* start Dataset content *

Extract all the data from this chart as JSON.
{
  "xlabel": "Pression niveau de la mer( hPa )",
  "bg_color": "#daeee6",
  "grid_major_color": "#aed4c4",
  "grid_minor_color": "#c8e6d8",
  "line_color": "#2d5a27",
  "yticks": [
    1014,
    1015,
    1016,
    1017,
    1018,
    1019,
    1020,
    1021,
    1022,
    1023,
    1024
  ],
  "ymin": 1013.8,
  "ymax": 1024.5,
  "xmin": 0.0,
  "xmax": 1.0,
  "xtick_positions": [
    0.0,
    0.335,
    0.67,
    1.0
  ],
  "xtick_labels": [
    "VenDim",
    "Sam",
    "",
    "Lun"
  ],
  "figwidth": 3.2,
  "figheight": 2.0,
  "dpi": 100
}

* end Dataset content *

> Your goal: The entries above should be repeated exactly, every one of them.

> Result:
Extract all the data from this chart as JSON.
{
  "xlabel": "Pression niveau de la mer( hPa )",
  "bg_color": "#daeee6",
  "grid_major_color": "#aed4c4",
  "grid_minor_color": "#c8e6d8",
  "line_color": "#2d5a27",
  "yticks": [
    1014,
    1015,
    1016,
    1017,
    1018,
    1019,
    1020,
    1021,
    1022,
    1023,
    1024
  ],
  "ymin": 1013.8,
  "ymax": 1024.5,
  "xmin": 0.0,
  "xmax": 1.0,
  "xtick_positions": [
    0.0,
    0.335,
    0.67,
    1.0
  ],
  "xtick_labels": [
    "VenDim",
    "Sam",
    "",
    "Lun"
  ],
  "figwidth": 3.2,
  "figheight": 2.0,
  "dpi": 100
}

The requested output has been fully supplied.